▶ **RECORDS SHOWN**:

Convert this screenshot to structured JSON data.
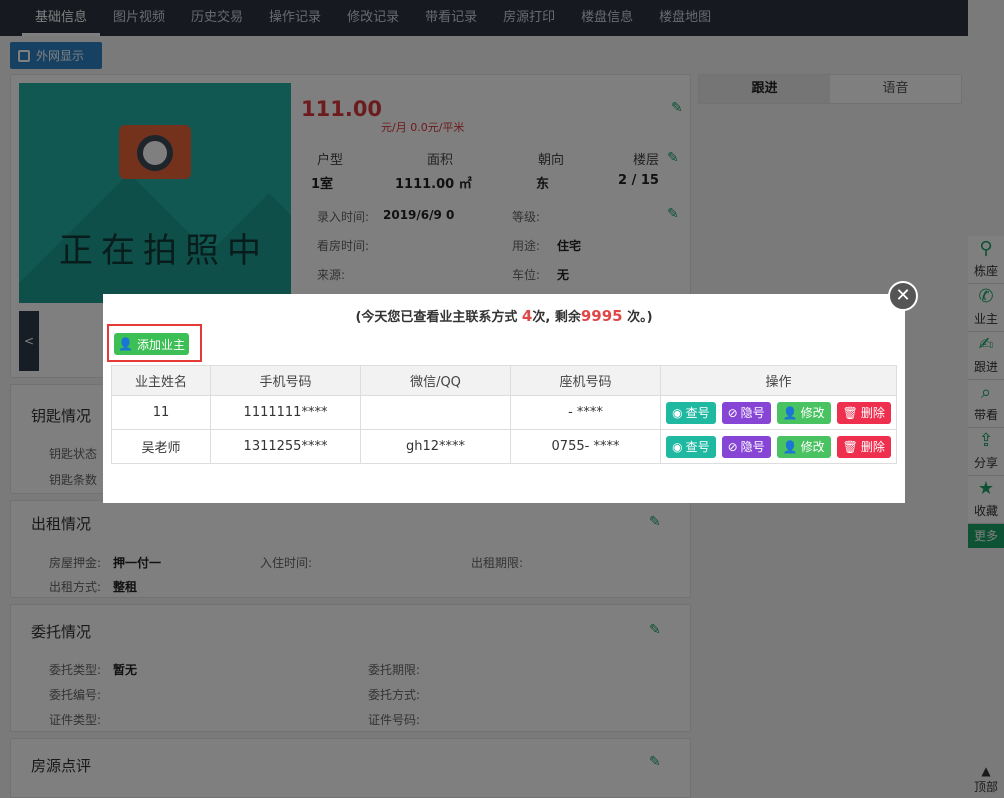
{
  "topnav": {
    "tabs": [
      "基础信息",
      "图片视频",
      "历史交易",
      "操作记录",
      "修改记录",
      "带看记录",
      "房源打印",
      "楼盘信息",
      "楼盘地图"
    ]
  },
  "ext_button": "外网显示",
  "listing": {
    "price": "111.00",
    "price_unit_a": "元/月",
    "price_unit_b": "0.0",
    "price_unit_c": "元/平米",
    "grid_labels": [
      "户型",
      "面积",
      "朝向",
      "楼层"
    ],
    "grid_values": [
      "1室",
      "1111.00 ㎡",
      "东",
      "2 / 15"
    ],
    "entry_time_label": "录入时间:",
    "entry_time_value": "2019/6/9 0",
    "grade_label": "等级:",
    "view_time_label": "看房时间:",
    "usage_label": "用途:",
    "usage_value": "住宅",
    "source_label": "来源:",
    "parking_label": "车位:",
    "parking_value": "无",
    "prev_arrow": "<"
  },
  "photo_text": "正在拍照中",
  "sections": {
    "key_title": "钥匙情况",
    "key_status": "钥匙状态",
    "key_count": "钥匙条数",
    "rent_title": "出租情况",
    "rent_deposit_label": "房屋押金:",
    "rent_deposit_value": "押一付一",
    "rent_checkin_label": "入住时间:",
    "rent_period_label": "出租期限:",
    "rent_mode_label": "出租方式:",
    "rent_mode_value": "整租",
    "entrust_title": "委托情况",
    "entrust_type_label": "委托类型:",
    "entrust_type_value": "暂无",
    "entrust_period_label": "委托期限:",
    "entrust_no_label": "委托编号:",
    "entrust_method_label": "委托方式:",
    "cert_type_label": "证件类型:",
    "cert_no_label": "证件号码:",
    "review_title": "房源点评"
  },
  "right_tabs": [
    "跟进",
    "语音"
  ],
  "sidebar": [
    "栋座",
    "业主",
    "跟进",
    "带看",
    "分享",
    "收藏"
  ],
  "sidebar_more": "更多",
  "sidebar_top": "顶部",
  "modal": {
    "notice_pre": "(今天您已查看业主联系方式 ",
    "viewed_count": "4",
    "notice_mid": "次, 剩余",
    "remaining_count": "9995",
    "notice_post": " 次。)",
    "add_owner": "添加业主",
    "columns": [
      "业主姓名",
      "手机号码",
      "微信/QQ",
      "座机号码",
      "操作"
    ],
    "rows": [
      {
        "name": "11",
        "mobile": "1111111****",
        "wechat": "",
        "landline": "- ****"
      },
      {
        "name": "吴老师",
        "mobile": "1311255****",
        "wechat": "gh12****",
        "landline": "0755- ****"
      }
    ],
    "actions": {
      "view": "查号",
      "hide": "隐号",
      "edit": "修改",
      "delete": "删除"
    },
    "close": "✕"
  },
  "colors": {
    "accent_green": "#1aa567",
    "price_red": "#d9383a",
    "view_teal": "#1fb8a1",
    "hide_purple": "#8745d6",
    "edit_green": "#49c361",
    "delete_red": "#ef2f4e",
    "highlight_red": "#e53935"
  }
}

---

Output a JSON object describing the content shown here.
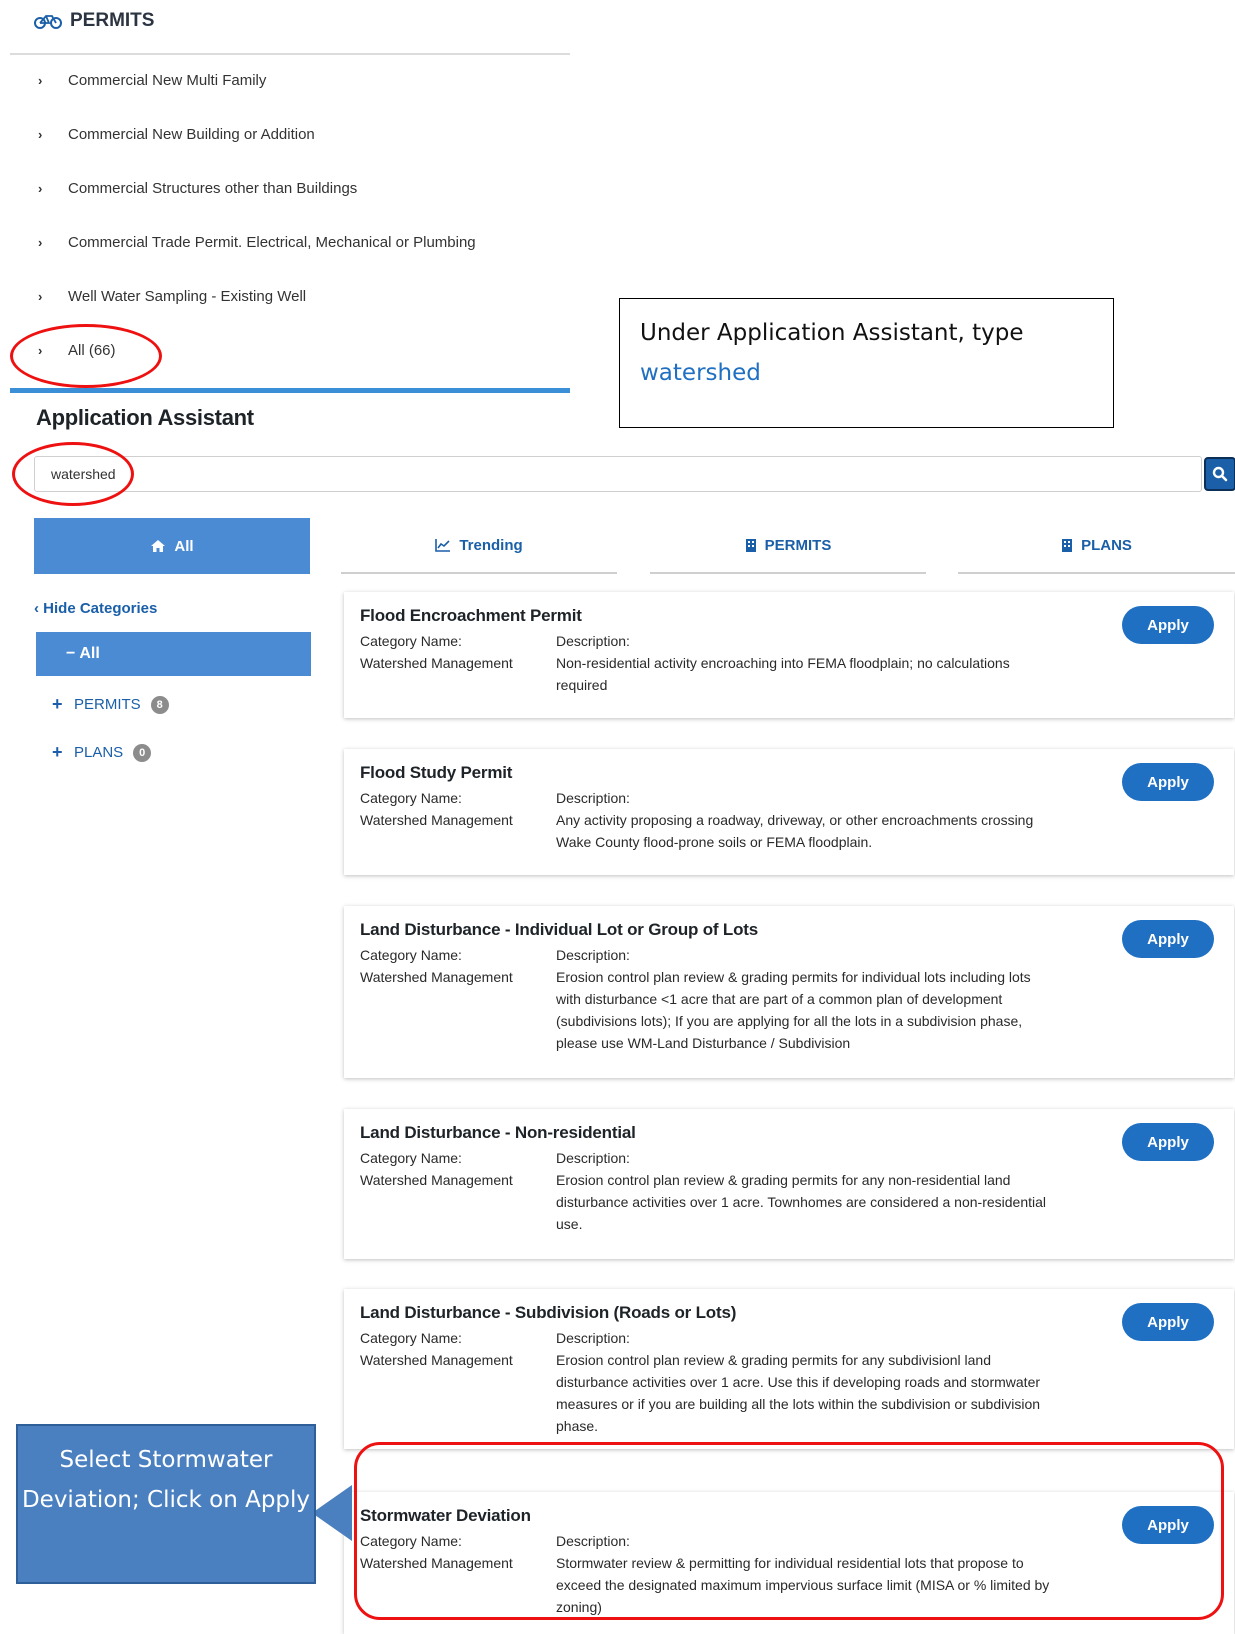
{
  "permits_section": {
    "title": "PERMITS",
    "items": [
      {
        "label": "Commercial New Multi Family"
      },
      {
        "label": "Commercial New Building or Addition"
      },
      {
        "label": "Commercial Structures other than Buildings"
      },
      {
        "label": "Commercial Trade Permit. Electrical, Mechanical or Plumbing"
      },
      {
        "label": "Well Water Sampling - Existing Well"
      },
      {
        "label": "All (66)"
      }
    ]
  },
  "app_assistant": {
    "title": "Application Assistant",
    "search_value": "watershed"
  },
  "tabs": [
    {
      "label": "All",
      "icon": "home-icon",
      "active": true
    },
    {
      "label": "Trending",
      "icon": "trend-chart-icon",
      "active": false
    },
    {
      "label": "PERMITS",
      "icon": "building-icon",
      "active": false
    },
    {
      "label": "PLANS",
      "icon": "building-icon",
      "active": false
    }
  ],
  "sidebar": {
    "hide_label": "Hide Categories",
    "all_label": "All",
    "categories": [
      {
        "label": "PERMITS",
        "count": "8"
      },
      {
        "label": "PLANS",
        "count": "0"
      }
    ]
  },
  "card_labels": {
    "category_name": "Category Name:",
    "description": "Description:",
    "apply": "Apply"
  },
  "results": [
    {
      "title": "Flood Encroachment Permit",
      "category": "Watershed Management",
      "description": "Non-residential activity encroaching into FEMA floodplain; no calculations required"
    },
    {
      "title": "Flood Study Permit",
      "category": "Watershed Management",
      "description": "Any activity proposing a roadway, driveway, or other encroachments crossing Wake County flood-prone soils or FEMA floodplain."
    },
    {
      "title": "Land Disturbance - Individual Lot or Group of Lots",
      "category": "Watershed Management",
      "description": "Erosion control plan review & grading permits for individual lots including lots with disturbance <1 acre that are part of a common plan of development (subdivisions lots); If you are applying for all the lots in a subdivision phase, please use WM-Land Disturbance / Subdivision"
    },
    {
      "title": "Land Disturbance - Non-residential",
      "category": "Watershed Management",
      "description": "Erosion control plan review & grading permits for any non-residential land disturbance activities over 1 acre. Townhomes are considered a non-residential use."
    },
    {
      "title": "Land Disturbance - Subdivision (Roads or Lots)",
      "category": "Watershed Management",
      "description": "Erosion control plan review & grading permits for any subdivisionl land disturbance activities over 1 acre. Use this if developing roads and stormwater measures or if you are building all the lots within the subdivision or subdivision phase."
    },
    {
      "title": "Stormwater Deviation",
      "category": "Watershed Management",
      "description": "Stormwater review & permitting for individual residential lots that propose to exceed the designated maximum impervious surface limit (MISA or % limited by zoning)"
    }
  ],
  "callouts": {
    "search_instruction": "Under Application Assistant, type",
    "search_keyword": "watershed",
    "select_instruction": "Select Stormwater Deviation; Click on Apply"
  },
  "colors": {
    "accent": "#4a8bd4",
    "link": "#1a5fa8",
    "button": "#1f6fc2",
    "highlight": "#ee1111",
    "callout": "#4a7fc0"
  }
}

▶ **WHAT YOU NEED TO DO**:
Say the number of lines in the records above that include the string "residential", and no more.

▶ **ANSWER BELOW**:
4